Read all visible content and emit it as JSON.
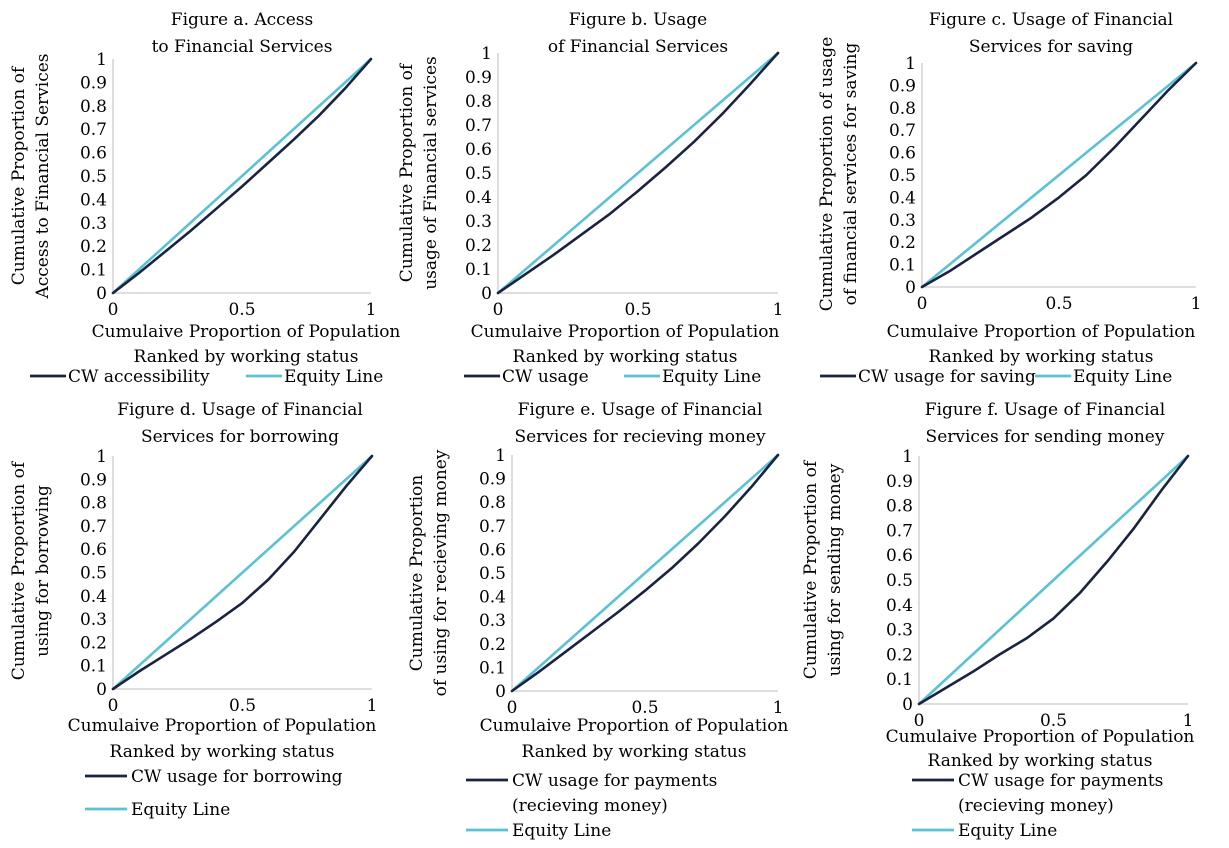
{
  "colors": {
    "cw_line": "#1a2340",
    "equity_line": "#5bc2d4",
    "axis": "#c9c9c9"
  },
  "chart_data": [
    {
      "type": "line",
      "title": [
        "Figure a. Access",
        "to Financial Services"
      ],
      "xlabel": [
        "Cumulaive Proportion of Population",
        "Ranked by working status"
      ],
      "ylabel": [
        "Cumulative Proportion of",
        "Access to Financial Services"
      ],
      "xlim": [
        0,
        1
      ],
      "ylim": [
        0,
        1
      ],
      "x_ticks": [
        "0",
        "0.5",
        "1"
      ],
      "y_ticks": [
        "0",
        "0.1",
        "0.2",
        "0.3",
        "0.4",
        "0.5",
        "0.6",
        "0.7",
        "0.8",
        "0.9",
        "1"
      ],
      "legend_position": "bottom",
      "series": [
        {
          "name": "CW accessibility",
          "x": [
            0,
            0.1,
            0.2,
            0.3,
            0.4,
            0.5,
            0.6,
            0.7,
            0.8,
            0.9,
            1
          ],
          "y": [
            0,
            0.085,
            0.175,
            0.265,
            0.36,
            0.455,
            0.555,
            0.655,
            0.76,
            0.875,
            1
          ]
        },
        {
          "name": "Equity Line",
          "x": [
            0,
            1
          ],
          "y": [
            0,
            1
          ]
        }
      ]
    },
    {
      "type": "line",
      "title": [
        "Figure b. Usage",
        "of Financial Services"
      ],
      "xlabel": [
        "Cumulaive Proportion of Population",
        "Ranked by working status"
      ],
      "ylabel": [
        "Cumulative Proportion of",
        "usage of Financial services"
      ],
      "xlim": [
        0,
        1
      ],
      "ylim": [
        0,
        1
      ],
      "x_ticks": [
        "0",
        "0.5",
        "1"
      ],
      "y_ticks": [
        "0",
        "0.1",
        "0.2",
        "0.3",
        "0.4",
        "0.5",
        "0.6",
        "0.7",
        "0.8",
        "0.9",
        "1"
      ],
      "legend_position": "bottom",
      "series": [
        {
          "name": "CW usage",
          "x": [
            0,
            0.1,
            0.2,
            0.3,
            0.4,
            0.5,
            0.6,
            0.7,
            0.8,
            0.9,
            1
          ],
          "y": [
            0,
            0.08,
            0.16,
            0.245,
            0.33,
            0.425,
            0.525,
            0.63,
            0.745,
            0.87,
            1
          ]
        },
        {
          "name": "Equity Line",
          "x": [
            0,
            1
          ],
          "y": [
            0,
            1
          ]
        }
      ]
    },
    {
      "type": "line",
      "title": [
        "Figure c. Usage of Financial",
        "Services for saving"
      ],
      "xlabel": [
        "Cumulaive Proportion of Population",
        "Ranked by working status"
      ],
      "ylabel": [
        "Cumulative Proportion of usage",
        "of financial services for saving"
      ],
      "xlim": [
        0,
        1
      ],
      "ylim": [
        0,
        1
      ],
      "x_ticks": [
        "0",
        "0.5",
        "1"
      ],
      "y_ticks": [
        "0",
        "0.1",
        "0.2",
        "0.3",
        "0.4",
        "0.5",
        "0.6",
        "0.7",
        "0.8",
        "0.9",
        "1"
      ],
      "legend_position": "bottom",
      "series": [
        {
          "name": "CW usage for saving",
          "x": [
            0,
            0.1,
            0.2,
            0.3,
            0.4,
            0.5,
            0.6,
            0.7,
            0.8,
            0.9,
            1
          ],
          "y": [
            0,
            0.07,
            0.15,
            0.23,
            0.31,
            0.4,
            0.5,
            0.62,
            0.75,
            0.88,
            1
          ]
        },
        {
          "name": "Equity Line",
          "x": [
            0,
            1
          ],
          "y": [
            0,
            1
          ]
        }
      ]
    },
    {
      "type": "line",
      "title": [
        "Figure d. Usage of Financial",
        "Services for borrowing"
      ],
      "xlabel": [
        "Cumulaive Proportion of Population",
        "Ranked by working status"
      ],
      "ylabel": [
        "Cumulative Proportion of",
        "using for borrowing"
      ],
      "xlim": [
        0,
        1
      ],
      "ylim": [
        0,
        1
      ],
      "x_ticks": [
        "0",
        "0.5",
        "1"
      ],
      "y_ticks": [
        "0",
        "0.1",
        "0.2",
        "0.3",
        "0.4",
        "0.5",
        "0.6",
        "0.7",
        "0.8",
        "0.9",
        "1"
      ],
      "legend_position": "bottom",
      "series": [
        {
          "name": "CW usage for borrowing",
          "x": [
            0,
            0.1,
            0.2,
            0.3,
            0.4,
            0.5,
            0.6,
            0.7,
            0.8,
            0.9,
            1
          ],
          "y": [
            0,
            0.075,
            0.145,
            0.215,
            0.29,
            0.37,
            0.47,
            0.59,
            0.73,
            0.87,
            1
          ]
        },
        {
          "name": "Equity Line",
          "x": [
            0,
            1
          ],
          "y": [
            0,
            1
          ]
        }
      ]
    },
    {
      "type": "line",
      "title": [
        "Figure e. Usage of Financial",
        "Services for recieving money"
      ],
      "xlabel": [
        "Cumulaive Proportion of Population",
        "Ranked by working status"
      ],
      "ylabel": [
        "Cumulative Proportion",
        "of using for recieving money"
      ],
      "xlim": [
        0,
        1
      ],
      "ylim": [
        0,
        1
      ],
      "x_ticks": [
        "0",
        "0.5",
        "1"
      ],
      "y_ticks": [
        "0",
        "0.1",
        "0.2",
        "0.3",
        "0.4",
        "0.5",
        "0.6",
        "0.7",
        "0.8",
        "0.9",
        "1"
      ],
      "legend_position": "bottom",
      "series": [
        {
          "name": "CW usage for payments (recieving money)",
          "legend_lines": [
            "CW usage for payments",
            "(recieving money)"
          ],
          "x": [
            0,
            0.1,
            0.2,
            0.3,
            0.4,
            0.5,
            0.6,
            0.7,
            0.8,
            0.9,
            1
          ],
          "y": [
            0,
            0.08,
            0.165,
            0.25,
            0.335,
            0.425,
            0.52,
            0.625,
            0.74,
            0.865,
            1
          ]
        },
        {
          "name": "Equity Line",
          "legend_lines": [
            "Equity Line"
          ],
          "x": [
            0,
            1
          ],
          "y": [
            0,
            1
          ]
        }
      ]
    },
    {
      "type": "line",
      "title": [
        "Figure f. Usage of Financial",
        "Services for sending money"
      ],
      "xlabel": [
        "Cumulaive Proportion of Population",
        "Ranked by working status"
      ],
      "ylabel": [
        "Cumulative Proportion of",
        "using for sending money"
      ],
      "xlim": [
        0,
        1
      ],
      "ylim": [
        0,
        1
      ],
      "x_ticks": [
        "0",
        "0.5",
        "1"
      ],
      "y_ticks": [
        "0",
        "0.1",
        "0.2",
        "0.3",
        "0.4",
        "0.5",
        "0.6",
        "0.7",
        "0.8",
        "0.9",
        "1"
      ],
      "legend_position": "bottom",
      "series": [
        {
          "name": "CW usage for payments (recieving money)",
          "legend_lines": [
            "CW usage for payments",
            "(recieving money)"
          ],
          "x": [
            0,
            0.1,
            0.2,
            0.3,
            0.4,
            0.5,
            0.6,
            0.7,
            0.8,
            0.9,
            1
          ],
          "y": [
            0,
            0.065,
            0.13,
            0.2,
            0.265,
            0.345,
            0.45,
            0.575,
            0.71,
            0.86,
            1
          ]
        },
        {
          "name": "Equity Line",
          "legend_lines": [
            "Equity Line"
          ],
          "x": [
            0,
            1
          ],
          "y": [
            0,
            1
          ]
        }
      ]
    }
  ]
}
——
## Task details
Look through the data above. Each line containing the word "borrowing" needs to be copied.

## Exercise solution
        "Services for borrowing"
        "using for borrowing"
          "name": "CW usage for borrowing",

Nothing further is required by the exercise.